## Do this
Please output every line of the material as it stands, without the pictures.

## Rows
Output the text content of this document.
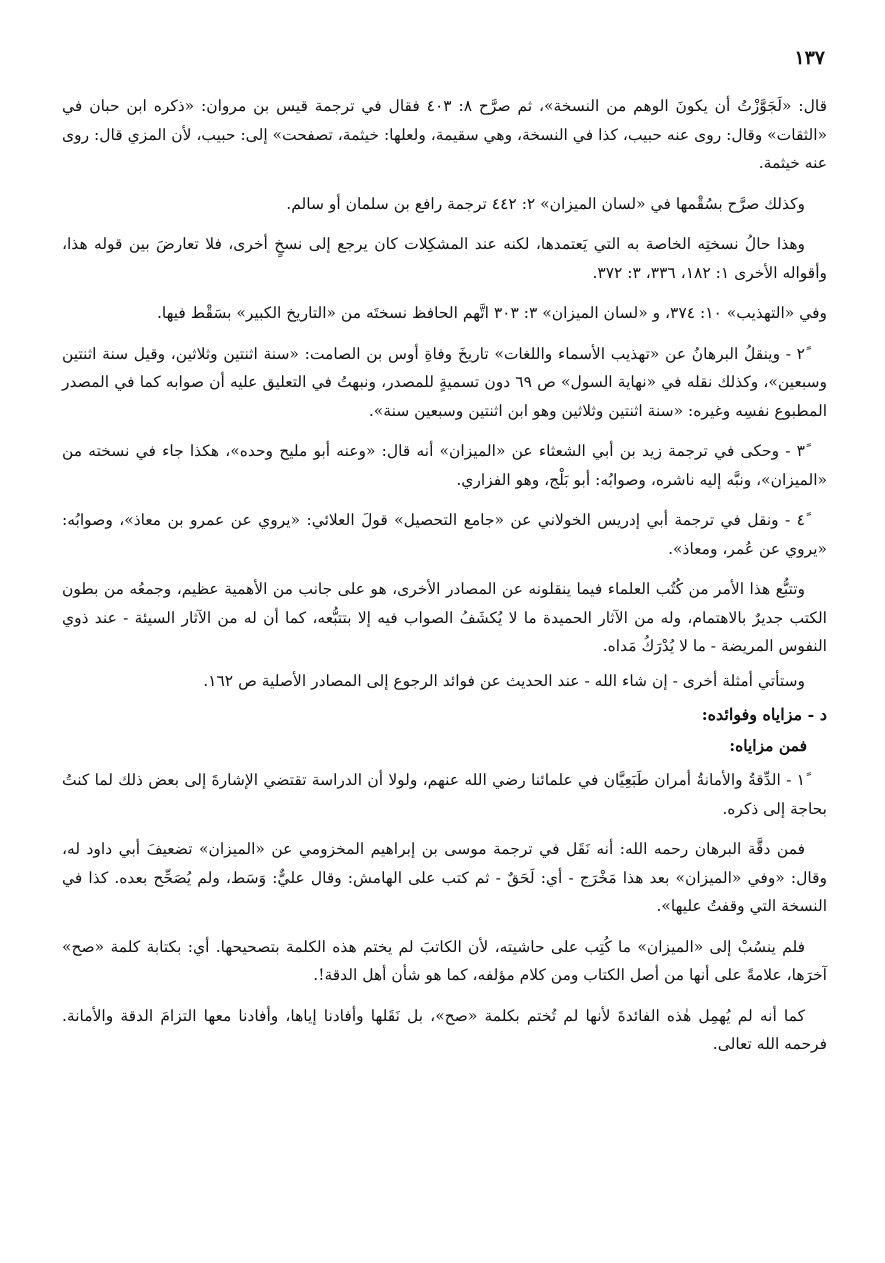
١٣٧

قال: «لَجَوَّزْتُ أن يكونَ الوهم من النسخة»، ثم صرَّح ٨: ٤٠٣ فقال في ترجمة قيس بن مروان: «ذكره ابن حبان في «الثقات» وقال: روى عنه حبيب، كذا في النسخة، وهي سقيمة، ولعلها: خيثمة، تصفحت» إلى: حبيب، لأن المزي قال: روى عنه خيثمة.

وكذلك صرَّح بسُقْمها في «لسان الميزان» ٢: ٤٤٢ ترجمة رافع بن سلمان أو سالم.

وهذا حالُ نسختِه الخاصة به التي يَعتمدها، لكنه عند المشكِلات كان يرجع إلى نسخٍ أخرى، فلا تعارضَ بين قوله هذا، وأقواله الأخرى ١: ١٨٢، ٣٣٦، ٣: ٣٧٢.

وفي «التهذيب» ١٠: ٣٧٤، و «لسان الميزان» ٣: ٣٠٣ اتَّهم الحافظ نسختَه من «التاريخ الكبير» بسَقْط فيها.

٢ً - وينقلُ البرهانُ عن «تهذيب الأسماء واللغات» تاريخَ وفاةِ أوس بن الصامت: «سنة اثنتين وثلاثين، وقيل سنة اثنتين وسبعين»، وكذلك نقله في «نهاية السول» ص ٦٩ دون تسميةٍ للمصدر، ونبهتُ في التعليق عليه أن صوابه كما في المصدر المطبوع نفسِه وغيره: «سنة اثنتين وثلاثين وهو ابن اثنتين وسبعين سنة».

٣ً - وحكى في ترجمة زيد بن أبي الشعثاء عن «الميزان» أنه قال: «وعنه أبو مليح وحده»، هكذا جاء في نسخته من «الميزان»، ونبَّه إليه ناشره، وصوابُه: أبو بَلْج، وهو الفزاري.

٤ً - ونقل في ترجمة أبي إدريس الخولاني عن «جامع التحصيل» قولَ العلائي: «يروي عن عمرو بن معاذ»، وصوابُه: «يروي عن عُمر، ومعاذ».

وتتبُّع هذا الأمر من كُتُب العلماء فيما ينقلونه عن المصادر الأخرى، هو على جانب من الأهمية عظيم، وجمعُه من بطون الكتب جديرٌ بالاهتمام، وله من الآثار الحميدة ما لا يُكشَفُ الصواب فيه إلا بتتبُّعه، كما أن له من الآثار السيئة - عند ذوي النفوس المريضة - ما لا يُدْرَكُ مَداه.

وستأتي أمثلة أخرى - إن شاء الله - عند الحديث عن فوائد الرجوع إلى المصادر الأصلية ص ١٦٢.

د - مزاياه وفوائده:
فمن مزاياه:

١ً - الدِّقةُ والأمانةُ أمران طَبَعِيَّان في علمائنا رضي الله عنهم، ولولا أن الدراسة تقتضي الإشارةَ إلى بعض ذلك لما كنتُ بحاجة إلى ذكره.

فمن دقَّة البرهان رحمه الله: أنه نَقَل في ترجمة موسى بن إبراهيم المخزومي عن «الميزان» تضعيفَ أبي داود له، وقال: «وفي «الميزان» بعد هذا مَخْرَج - أي: لَحَقٌ - ثم كتب على الهامش: وقال عليٌّ: وَسَط، ولم يُصَحِّح بعده. كذا في النسخة التي وقفتُ عليها».

فلم ينسُبْ إلى «الميزان» ما كُتِب على حاشيته، لأن الكاتبَ لم يختم هذه الكلمة بتصحيحها. أي: بكتابة كلمة «صح» آخرَها، علامةً على أنها من أصل الكتاب ومن كلام مؤلفه، كما هو شأن أهل الدقة!.

كما أنه لم يُهمِل هٰذه الفائدةَ لأنها لم تُختم بكلمة «صح»، بل نَقَلها وأفادنا إياها، وأفادنا معها التزامَ الدقة والأمانة. فرحمه الله تعالى.
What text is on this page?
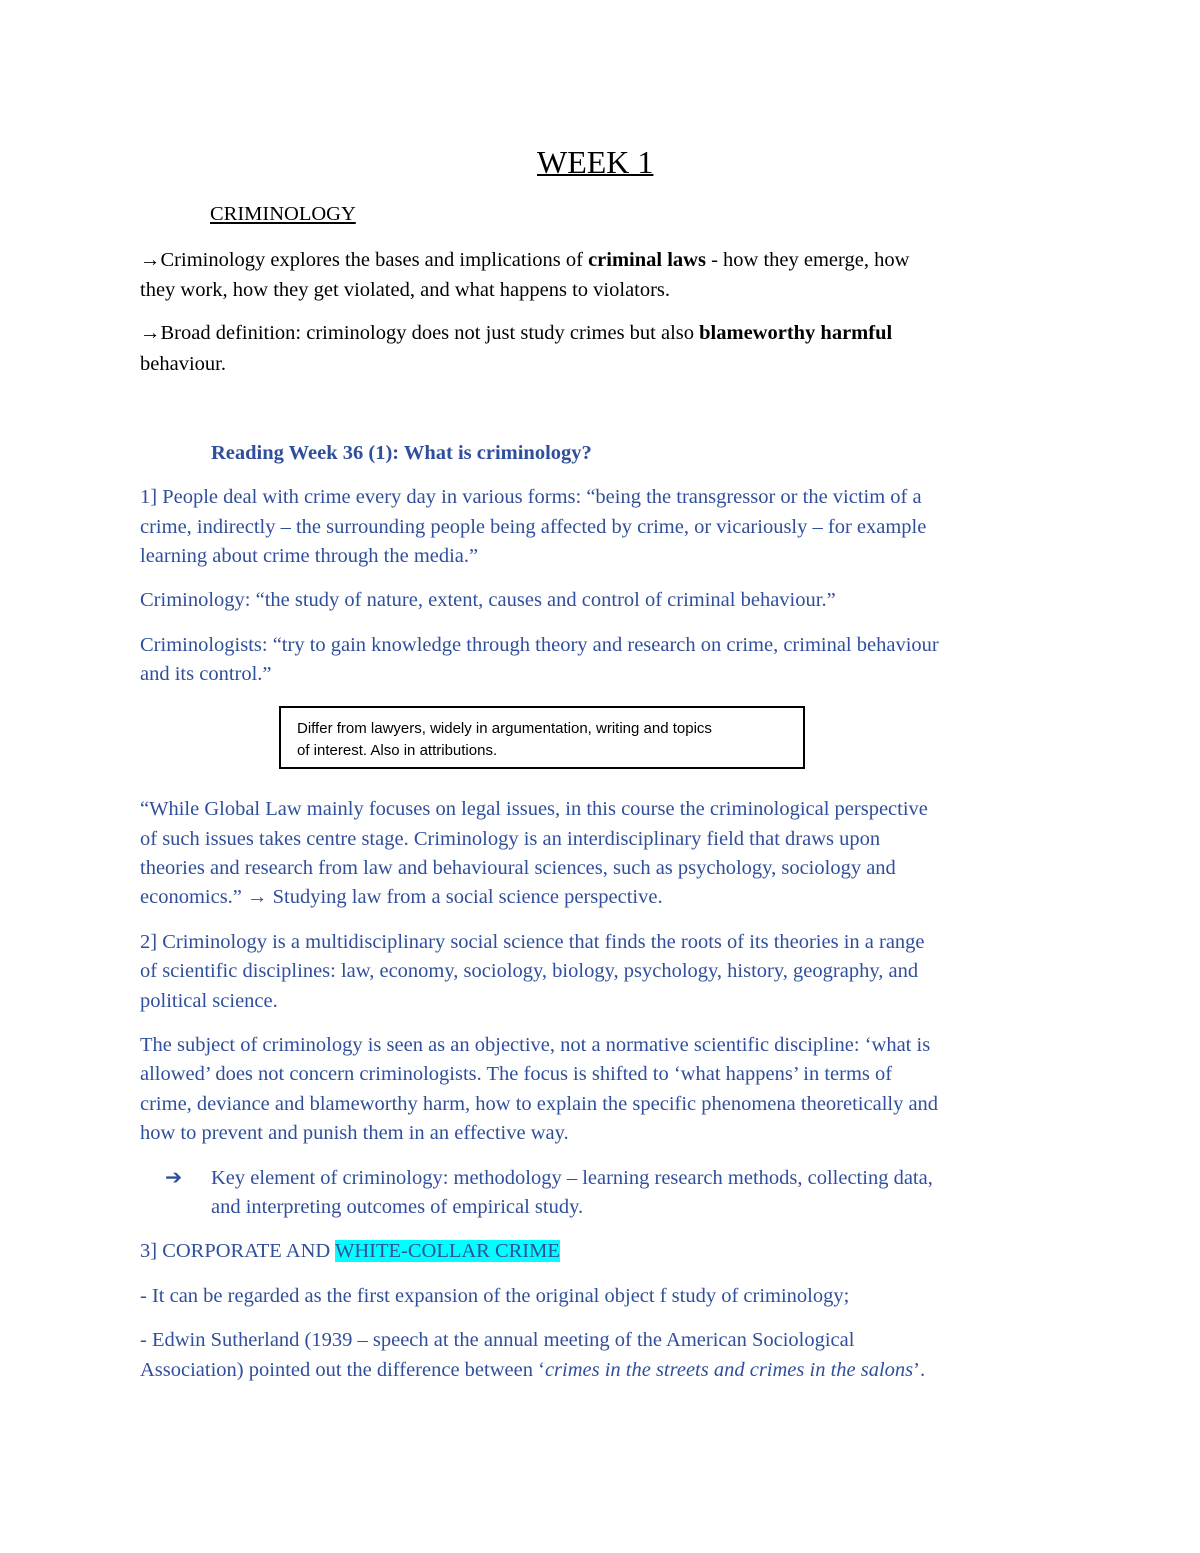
WEEK 1
CRIMINOLOGY
→Criminology explores the bases and implications of criminal laws - how they emerge, how
they work, how they get violated, and what happens to violators.
→Broad definition: criminology does not just study crimes but also blameworthy harmful
behaviour.
Reading Week 36 (1): What is criminology?
1] People deal with crime every day in various forms: “being the transgressor or the victim of a
crime, indirectly – the surrounding people being affected by crime, or vicariously – for example
learning about crime through the media.”
Criminology: “the study of nature, extent, causes and control of criminal behaviour.”
Criminologists: “try to gain knowledge through theory and research on crime, criminal behaviour
and its control.”
Differ from lawyers, widely in argumentation, writing and topics
of interest. Also in attributions.
“While Global Law mainly focuses on legal issues, in this course the criminological perspective
of such issues takes centre stage. Criminology is an interdisciplinary field that draws upon
theories and research from law and behavioural sciences, such as psychology, sociology and
economics.” → Studying law from a social science perspective.
2] Criminology is a multidisciplinary social science that finds the roots of its theories in a range
of scientific disciplines: law, economy, sociology, biology, psychology, history, geography, and
political science.
The subject of criminology is seen as an objective, not a normative scientific discipline: ‘what is
allowed’ does not concern criminologists. The focus is shifted to ‘what happens’ in terms of
crime, deviance and blameworthy harm, how to explain the specific phenomena theoretically and
how to prevent and punish them in an effective way.
➔ Key element of criminology: methodology – learning research methods, collecting data,
and interpreting outcomes of empirical study.
3] CORPORATE AND WHITE-COLLAR CRIME
- It can be regarded as the first expansion of the original object f study of criminology;
- Edwin Sutherland (1939 – speech at the annual meeting of the American Sociological
Association) pointed out the difference between ‘crimes in the streets and crimes in the salons’.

## Completed exercise
Output the text content of this document.
١٣٧

قال: «لَجَوَّزْتُ أن يكونَ الوهم من النسخة»، ثم صرَّح ٨: ٤٠٣ فقال في ترجمة قيس بن مروان: «ذكره ابن حبان في «الثقات» وقال: روى عنه حبيب، كذا في النسخة، وهي سقيمة، ولعلها: خيثمة، تصفحت» إلى: حبيب، لأن المزي قال: روى عنه خيثمة.

وكذلك صرَّح بسُقْمها في «لسان الميزان» ٢: ٤٤٢ ترجمة رافع بن سلمان أو سالم.

وهذا حالُ نسختِه الخاصة به التي يَعتمدها، لكنه عند المشكِلات كان يرجع إلى نسخٍ أخرى، فلا تعارضَ بين قوله هذا، وأقواله الأخرى ١: ١٨٢، ٣٣٦، ٣: ٣٧٢.

وفي «التهذيب» ١٠: ٣٧٤، و «لسان الميزان» ٣: ٣٠٣ اتَّهم الحافظ نسختَه من «التاريخ الكبير» بسَقْط فيها.

٢ً - وينقلُ البرهانُ عن «تهذيب الأسماء واللغات» تاريخَ وفاةِ أوس بن الصامت: «سنة اثنتين وثلاثين، وقيل سنة اثنتين وسبعين»، وكذلك نقله في «نهاية السول» ص ٦٩ دون تسميةٍ للمصدر، ونبهتُ في التعليق عليه أن صوابه كما في المصدر المطبوع نفسِه وغيره: «سنة اثنتين وثلاثين وهو ابن اثنتين وسبعين سنة».

٣ً - وحكى في ترجمة زيد بن أبي الشعثاء عن «الميزان» أنه قال: «وعنه أبو مليح وحده»، هكذا جاء في نسخته من «الميزان»، ونبَّه إليه ناشره، وصوابُه: أبو بَلْج، وهو الفزاري.

٤ً - ونقل في ترجمة أبي إدريس الخولاني عن «جامع التحصيل» قولَ العلائي: «يروي عن عمرو بن معاذ»، وصوابُه: «يروي عن عُمر، ومعاذ».

وتتبُّع هذا الأمر من كُتُب العلماء فيما ينقلونه عن المصادر الأخرى، هو على جانب من الأهمية عظيم، وجمعُه من بطون الكتب جديرٌ بالاهتمام، وله من الآثار الحميدة ما لا يُكشَفُ الصواب فيه إلا بتتبُّعه، كما أن له من الآثار السيئة - عند ذوي النفوس المريضة - ما لا يُدْرَكُ مَداه.

وستأتي أمثلة أخرى - إن شاء الله - عند الحديث عن فوائد الرجوع إلى المصادر الأصلية ص ١٦٢.

د - مزاياه وفوائده:
فمن مزاياه:

١ً - الدِّقةُ والأمانةُ أمران طَبَعِيَّان في علمائنا رضي الله عنهم، ولولا أن الدراسة تقتضي الإشارةَ إلى بعض ذلك لما كنتُ بحاجة إلى ذكره.

فمن دقَّة البرهان رحمه الله: أنه نَقَل في ترجمة موسى بن إبراهيم المخزومي عن «الميزان» تضعيفَ أبي داود له، وقال: «وفي «الميزان» بعد هذا مَخْرَج - أي: لَحَقٌ - ثم كتب على الهامش: وقال عليٌّ: وَسَط، ولم يُصَحِّح بعده. كذا في النسخة التي وقفتُ عليها».

فلم ينسُبْ إلى «الميزان» ما كُتِب على حاشيته، لأن الكاتبَ لم يختم هذه الكلمة بتصحيحها. أي: بكتابة كلمة «صح» آخرَها، علامةً على أنها من أصل الكتاب ومن كلام مؤلفه، كما هو شأن أهل الدقة!.

كما أنه لم يُهمِل هٰذه الفائدةَ لأنها لم تُختم بكلمة «صح»، بل نَقَلها وأفادنا إياها، وأفادنا معها التزامَ الدقة والأمانة. فرحمه الله تعالى.
What text is on this page?
WEEK 1
CRIMINOLOGY
→Criminology explores the bases and implications of criminal laws - how they emerge, how
they work, how they get violated, and what happens to violators.
→Broad definition: criminology does not just study crimes but also blameworthy harmful
behaviour.
Reading Week 36 (1): What is criminology?
1] People deal with crime every day in various forms: “being the transgressor or the victim of a
crime, indirectly – the surrounding people being affected by crime, or vicariously – for example
learning about crime through the media.”
Criminology: “the study of nature, extent, causes and control of criminal behaviour.”
Criminologists: “try to gain knowledge through theory and research on crime, criminal behaviour
and its control.”
Differ from lawyers, widely in argumentation, writing and topics
of interest. Also in attributions.
“While Global Law mainly focuses on legal issues, in this course the criminological perspective
of such issues takes centre stage. Criminology is an interdisciplinary field that draws upon
theories and research from law and behavioural sciences, such as psychology, sociology and
economics.” → Studying law from a social science perspective.
2] Criminology is a multidisciplinary social science that finds the roots of its theories in a range
of scientific disciplines: law, economy, sociology, biology, psychology, history, geography, and
political science.
The subject of criminology is seen as an objective, not a normative scientific discipline: ‘what is
allowed’ does not concern criminologists. The focus is shifted to ‘what happens’ in terms of
crime, deviance and blameworthy harm, how to explain the specific phenomena theoretically and
how to prevent and punish them in an effective way.
➔ Key element of criminology: methodology – learning research methods, collecting data,
and interpreting outcomes of empirical study.
3] CORPORATE AND WHITE-COLLAR CRIME
- It can be regarded as the first expansion of the original object f study of criminology;
- Edwin Sutherland (1939 – speech at the annual meeting of the American Sociological
Association) pointed out the difference between ‘crimes in the streets and crimes in the salons’.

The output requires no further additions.